- PROBLEM TO WORK ON: Copy every entry exactly.

──────── INFORMATION GIVEN ────────

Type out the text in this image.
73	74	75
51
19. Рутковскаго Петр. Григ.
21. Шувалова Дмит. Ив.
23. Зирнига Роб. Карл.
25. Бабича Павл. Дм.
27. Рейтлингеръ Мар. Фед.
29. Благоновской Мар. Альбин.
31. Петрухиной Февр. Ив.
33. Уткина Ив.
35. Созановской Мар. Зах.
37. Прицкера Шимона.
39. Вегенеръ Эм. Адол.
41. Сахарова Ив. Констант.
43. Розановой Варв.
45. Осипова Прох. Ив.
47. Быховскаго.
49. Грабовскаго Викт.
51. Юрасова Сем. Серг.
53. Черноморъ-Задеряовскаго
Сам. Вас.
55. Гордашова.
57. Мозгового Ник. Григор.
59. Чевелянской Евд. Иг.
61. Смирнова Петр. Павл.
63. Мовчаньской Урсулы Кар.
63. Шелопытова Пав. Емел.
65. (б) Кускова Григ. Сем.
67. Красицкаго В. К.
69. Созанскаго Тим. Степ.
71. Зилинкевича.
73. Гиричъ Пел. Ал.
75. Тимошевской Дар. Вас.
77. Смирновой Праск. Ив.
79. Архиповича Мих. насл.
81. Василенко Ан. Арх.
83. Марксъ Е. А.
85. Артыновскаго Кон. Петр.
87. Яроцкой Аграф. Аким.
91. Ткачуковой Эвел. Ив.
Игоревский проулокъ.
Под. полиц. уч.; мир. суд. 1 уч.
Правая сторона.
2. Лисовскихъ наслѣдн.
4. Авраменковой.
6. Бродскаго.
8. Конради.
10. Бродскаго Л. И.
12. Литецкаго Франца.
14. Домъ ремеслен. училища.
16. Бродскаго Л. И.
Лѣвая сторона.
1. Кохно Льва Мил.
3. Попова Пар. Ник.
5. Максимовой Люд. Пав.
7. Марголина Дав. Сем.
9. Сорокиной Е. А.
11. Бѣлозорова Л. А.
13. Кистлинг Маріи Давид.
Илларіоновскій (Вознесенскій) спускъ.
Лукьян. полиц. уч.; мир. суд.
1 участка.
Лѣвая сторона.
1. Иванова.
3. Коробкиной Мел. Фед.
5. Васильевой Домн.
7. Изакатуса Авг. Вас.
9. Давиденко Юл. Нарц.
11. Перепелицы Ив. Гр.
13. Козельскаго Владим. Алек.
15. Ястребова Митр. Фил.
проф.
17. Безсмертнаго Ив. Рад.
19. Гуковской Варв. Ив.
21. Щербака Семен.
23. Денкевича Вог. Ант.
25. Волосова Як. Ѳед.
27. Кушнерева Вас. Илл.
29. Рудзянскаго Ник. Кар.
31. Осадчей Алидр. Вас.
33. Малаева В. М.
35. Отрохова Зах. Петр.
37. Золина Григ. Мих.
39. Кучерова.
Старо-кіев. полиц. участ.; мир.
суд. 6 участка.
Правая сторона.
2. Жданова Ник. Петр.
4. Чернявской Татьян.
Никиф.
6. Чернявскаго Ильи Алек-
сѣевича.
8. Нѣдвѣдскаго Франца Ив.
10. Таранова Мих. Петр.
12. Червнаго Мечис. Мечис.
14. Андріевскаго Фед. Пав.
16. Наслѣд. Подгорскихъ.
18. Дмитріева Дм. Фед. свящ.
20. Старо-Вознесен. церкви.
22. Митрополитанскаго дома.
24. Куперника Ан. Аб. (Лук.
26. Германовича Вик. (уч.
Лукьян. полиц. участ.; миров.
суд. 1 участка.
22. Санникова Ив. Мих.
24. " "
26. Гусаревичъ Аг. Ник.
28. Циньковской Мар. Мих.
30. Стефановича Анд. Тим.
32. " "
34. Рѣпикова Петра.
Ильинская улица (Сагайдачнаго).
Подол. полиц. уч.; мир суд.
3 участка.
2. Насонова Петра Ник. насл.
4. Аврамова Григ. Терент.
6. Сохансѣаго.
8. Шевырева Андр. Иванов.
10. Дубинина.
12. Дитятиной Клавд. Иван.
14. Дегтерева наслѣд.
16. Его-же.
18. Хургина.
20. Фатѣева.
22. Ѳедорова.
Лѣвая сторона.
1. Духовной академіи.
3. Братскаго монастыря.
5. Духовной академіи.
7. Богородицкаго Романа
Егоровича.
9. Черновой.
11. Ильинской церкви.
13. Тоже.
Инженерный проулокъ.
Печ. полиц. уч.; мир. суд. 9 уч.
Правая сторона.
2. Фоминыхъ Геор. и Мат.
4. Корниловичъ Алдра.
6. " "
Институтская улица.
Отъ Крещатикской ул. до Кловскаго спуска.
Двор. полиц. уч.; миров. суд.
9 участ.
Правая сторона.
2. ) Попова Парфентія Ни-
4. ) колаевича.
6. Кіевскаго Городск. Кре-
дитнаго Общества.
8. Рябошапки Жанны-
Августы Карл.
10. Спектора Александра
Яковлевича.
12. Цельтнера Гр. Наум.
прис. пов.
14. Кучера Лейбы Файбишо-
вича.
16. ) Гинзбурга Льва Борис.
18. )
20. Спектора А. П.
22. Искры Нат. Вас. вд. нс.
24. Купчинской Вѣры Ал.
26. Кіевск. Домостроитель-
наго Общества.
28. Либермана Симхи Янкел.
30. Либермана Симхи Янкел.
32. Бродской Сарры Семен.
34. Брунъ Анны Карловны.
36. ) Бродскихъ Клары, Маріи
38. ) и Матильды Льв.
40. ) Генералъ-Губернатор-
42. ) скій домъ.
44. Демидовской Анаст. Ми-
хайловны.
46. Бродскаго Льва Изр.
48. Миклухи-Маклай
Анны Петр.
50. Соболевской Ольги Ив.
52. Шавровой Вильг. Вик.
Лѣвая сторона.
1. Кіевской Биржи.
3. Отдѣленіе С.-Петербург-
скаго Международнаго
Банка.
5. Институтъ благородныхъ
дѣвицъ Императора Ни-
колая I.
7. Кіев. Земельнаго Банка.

────────

- RESPONSE TO THE TASK:
Type out the text in this image.
73	74	75
51
19. Рутковскаго Петр. Григ.
21. Шувалова Дмит. Ив.
23. Зирнига Роб. Карл.
25. Бабича Павл. Дм.
27. Рейтлингеръ Мар. Фед.
29. Благоновской Мар. Альбин.
31. Петрухиной Февр. Ив.
33. Уткина Ив.
35. Созановской Мар. Зах.
37. Прицкера Шимона.
39. Вегенеръ Эм. Адол.
41. Сахарова Ив. Констант.
43. Розановой Варв.
45. Осипова Прох. Ив.
47. Быховскаго.
49. Грабовскаго Викт.
51. Юрасова Сем. Серг.
53. Черноморъ-Задеряовскаго
Сам. Вас.
55. Гордашова.
57. Мозгового Ник. Григор.
59. Чевелянской Евд. Иг.
61. Смирнова Петр. Павл.
63. Мовчаньской Урсулы Кар.
63. Шелопытова Пав. Емел.
65. (б) Кускова Григ. Сем.
67. Красицкаго В. К.
69. Созанскаго Тим. Степ.
71. Зилинкевича.
73. Гиричъ Пел. Ал.
75. Тимошевской Дар. Вас.
77. Смирновой Праск. Ив.
79. Архиповича Мих. насл.
81. Василенко Ан. Арх.
83. Марксъ Е. А.
85. Артыновскаго Кон. Петр.
87. Яроцкой Аграф. Аким.
91. Ткачуковой Эвел. Ив.
Игоревский проулокъ.
Под. полиц. уч.; мир. суд. 1 уч.
Правая сторона.
2. Лисовскихъ наслѣдн.
4. Авраменковой.
6. Бродскаго.
8. Конради.
10. Бродскаго Л. И.
12. Литецкаго Франца.
14. Домъ ремеслен. училища.
16. Бродскаго Л. И.
Лѣвая сторона.
1. Кохно Льва Мил.
3. Попова Пар. Ник.
5. Максимовой Люд. Пав.
7. Марголина Дав. Сем.
9. Сорокиной Е. А.
11. Бѣлозорова Л. А.
13. Кистлинг Маріи Давид.
Илларіоновскій (Вознесенскій) спускъ.
Лукьян. полиц. уч.; мир. суд.
1 участка.
Лѣвая сторона.
1. Иванова.
3. Коробкиной Мел. Фед.
5. Васильевой Домн.
7. Изакатуса Авг. Вас.
9. Давиденко Юл. Нарц.
11. Перепелицы Ив. Гр.
13. Козельскаго Владим. Алек.
15. Ястребова Митр. Фил.
проф.
17. Безсмертнаго Ив. Рад.
19. Гуковской Варв. Ив.
21. Щербака Семен.
23. Денкевича Вог. Ант.
25. Волосова Як. Ѳед.
27. Кушнерева Вас. Илл.
29. Рудзянскаго Ник. Кар.
31. Осадчей Алидр. Вас.
33. Малаева В. М.
35. Отрохова Зах. Петр.
37. Золина Григ. Мих.
39. Кучерова.
Старо-кіев. полиц. участ.; мир.
суд. 6 участка.
Правая сторона.
2. Жданова Ник. Петр.
4. Чернявской Татьян.
Никиф.
6. Чернявскаго Ильи Алек-
сѣевича.
8. Нѣдвѣдскаго Франца Ив.
10. Таранова Мих. Петр.
12. Червнаго Мечис. Мечис.
14. Андріевскаго Фед. Пав.
16. Наслѣд. Подгорскихъ.
18. Дмитріева Дм. Фед. свящ.
20. Старо-Вознесен. церкви.
22. Митрополитанскаго дома.
24. Куперника Ан. Аб. (Лук.
26. Германовича Вик. (уч.
Лукьян. полиц. участ.; миров.
суд. 1 участка.
22. Санникова Ив. Мих.
24. " "
26. Гусаревичъ Аг. Ник.
28. Циньковской Мар. Мих.
30. Стефановича Анд. Тим.
32. " "
34. Рѣпикова Петра.
Ильинская улица (Сагайдачнаго).
Подол. полиц. уч.; мир суд.
3 участка.
2. Насонова Петра Ник. насл.
4. Аврамова Григ. Терент.
6. Сохансѣаго.
8. Шевырева Андр. Иванов.
10. Дубинина.
12. Дитятиной Клавд. Иван.
14. Дегтерева наслѣд.
16. Его-же.
18. Хургина.
20. Фатѣева.
22. Ѳедорова.
Лѣвая сторона.
1. Духовной академіи.
3. Братскаго монастыря.
5. Духовной академіи.
7. Богородицкаго Романа
Егоровича.
9. Черновой.
11. Ильинской церкви.
13. Тоже.
Инженерный проулокъ.
Печ. полиц. уч.; мир. суд. 9 уч.
Правая сторона.
2. Фоминыхъ Геор. и Мат.
4. Корниловичъ Алдра.
6. " "
Институтская улица.
Отъ Крещатикской ул. до Кловскаго спуска.
Двор. полиц. уч.; миров. суд.
9 участ.
Правая сторона.
2. ) Попова Парфентія Ни-
4. ) колаевича.
6. Кіевскаго Городск. Кре-
дитнаго Общества.
8. Рябошапки Жанны-
Августы Карл.
10. Спектора Александра
Яковлевича.
12. Цельтнера Гр. Наум.
прис. пов.
14. Кучера Лейбы Файбишо-
вича.
16. ) Гинзбурга Льва Борис.
18. )
20. Спектора А. П.
22. Искры Нат. Вас. вд. нс.
24. Купчинской Вѣры Ал.
26. Кіевск. Домостроитель-
наго Общества.
28. Либермана Симхи Янкел.
30. Либермана Симхи Янкел.
32. Бродской Сарры Семен.
34. Брунъ Анны Карловны.
36. ) Бродскихъ Клары, Маріи
38. ) и Матильды Льв.
40. ) Генералъ-Губернатор-
42. ) скій домъ.
44. Демидовской Анаст. Ми-
хайловны.
46. Бродскаго Льва Изр.
48. Миклухи-Маклай
Анны Петр.
50. Соболевской Ольги Ив.
52. Шавровой Вильг. Вик.
Лѣвая сторона.
1. Кіевской Биржи.
3. Отдѣленіе С.-Петербург-
скаго Международнаго
Банка.
5. Институтъ благородныхъ
дѣвицъ Императора Ни-
колая I.
7. Кіев. Земельнаго Банка.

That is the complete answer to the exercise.